SHORT PROBLEM: List the lines of this listing that hold the word "Excel".

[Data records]
________________________

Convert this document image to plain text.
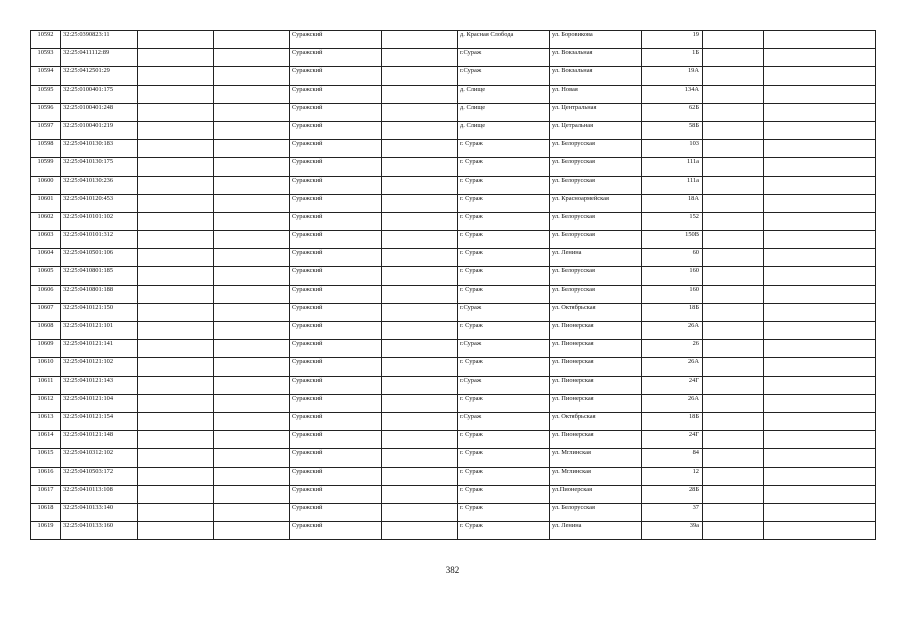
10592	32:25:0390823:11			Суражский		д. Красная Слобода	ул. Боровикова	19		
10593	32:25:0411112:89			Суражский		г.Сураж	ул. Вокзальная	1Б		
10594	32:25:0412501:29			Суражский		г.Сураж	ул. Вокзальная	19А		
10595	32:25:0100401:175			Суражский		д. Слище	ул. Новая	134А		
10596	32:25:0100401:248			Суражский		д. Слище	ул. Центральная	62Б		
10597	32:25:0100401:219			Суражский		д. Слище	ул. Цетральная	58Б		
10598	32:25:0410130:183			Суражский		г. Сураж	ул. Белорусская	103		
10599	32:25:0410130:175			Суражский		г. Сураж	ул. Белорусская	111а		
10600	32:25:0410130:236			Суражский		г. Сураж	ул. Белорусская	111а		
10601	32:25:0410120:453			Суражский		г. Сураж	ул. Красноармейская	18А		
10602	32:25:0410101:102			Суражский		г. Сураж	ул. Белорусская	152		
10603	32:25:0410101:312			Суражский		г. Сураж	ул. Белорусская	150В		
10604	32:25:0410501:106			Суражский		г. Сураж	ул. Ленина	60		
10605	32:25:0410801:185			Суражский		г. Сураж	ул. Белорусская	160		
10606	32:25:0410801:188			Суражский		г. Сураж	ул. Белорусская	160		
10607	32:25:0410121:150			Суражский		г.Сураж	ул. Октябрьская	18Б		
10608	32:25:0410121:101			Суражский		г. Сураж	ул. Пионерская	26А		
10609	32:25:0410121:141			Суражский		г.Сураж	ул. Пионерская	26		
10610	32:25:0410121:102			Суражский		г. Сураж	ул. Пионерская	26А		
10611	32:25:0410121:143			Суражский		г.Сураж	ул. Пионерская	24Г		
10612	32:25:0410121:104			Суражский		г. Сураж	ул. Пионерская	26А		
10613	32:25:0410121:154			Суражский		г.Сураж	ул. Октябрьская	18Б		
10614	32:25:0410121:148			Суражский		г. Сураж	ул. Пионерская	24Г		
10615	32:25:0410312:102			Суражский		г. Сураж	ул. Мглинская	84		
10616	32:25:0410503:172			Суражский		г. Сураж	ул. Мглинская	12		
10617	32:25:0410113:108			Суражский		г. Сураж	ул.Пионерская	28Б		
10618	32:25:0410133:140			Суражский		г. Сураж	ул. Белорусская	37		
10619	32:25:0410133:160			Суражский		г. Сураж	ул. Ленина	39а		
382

________________________

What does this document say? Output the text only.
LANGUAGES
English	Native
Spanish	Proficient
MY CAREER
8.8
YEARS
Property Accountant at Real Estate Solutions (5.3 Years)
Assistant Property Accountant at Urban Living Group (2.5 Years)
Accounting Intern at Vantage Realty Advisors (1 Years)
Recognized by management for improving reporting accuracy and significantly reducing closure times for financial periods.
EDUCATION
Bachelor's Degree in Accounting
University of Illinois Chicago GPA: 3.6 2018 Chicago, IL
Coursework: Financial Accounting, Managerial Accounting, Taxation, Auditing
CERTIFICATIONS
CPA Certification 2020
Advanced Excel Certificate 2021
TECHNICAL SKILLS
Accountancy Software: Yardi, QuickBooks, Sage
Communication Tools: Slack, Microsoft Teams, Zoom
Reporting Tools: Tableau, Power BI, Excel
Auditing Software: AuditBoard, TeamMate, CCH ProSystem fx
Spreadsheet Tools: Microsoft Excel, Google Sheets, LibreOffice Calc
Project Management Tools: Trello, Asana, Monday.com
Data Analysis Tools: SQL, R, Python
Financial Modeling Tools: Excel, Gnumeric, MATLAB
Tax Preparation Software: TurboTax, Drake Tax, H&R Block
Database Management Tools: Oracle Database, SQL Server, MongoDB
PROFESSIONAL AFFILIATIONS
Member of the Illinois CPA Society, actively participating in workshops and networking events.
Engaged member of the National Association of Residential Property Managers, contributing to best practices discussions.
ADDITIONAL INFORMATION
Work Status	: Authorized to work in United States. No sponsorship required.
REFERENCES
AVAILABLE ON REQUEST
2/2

________________________

SOLUTION TO THE EXERCISE:
Advanced Excel Certificate 2021
Reporting Tools: Tableau, Power BI, Excel
Spreadsheet Tools: Microsoft Excel, Google Sheets, LibreOffice Calc
Financial Modeling Tools: Excel, Gnumeric, MATLAB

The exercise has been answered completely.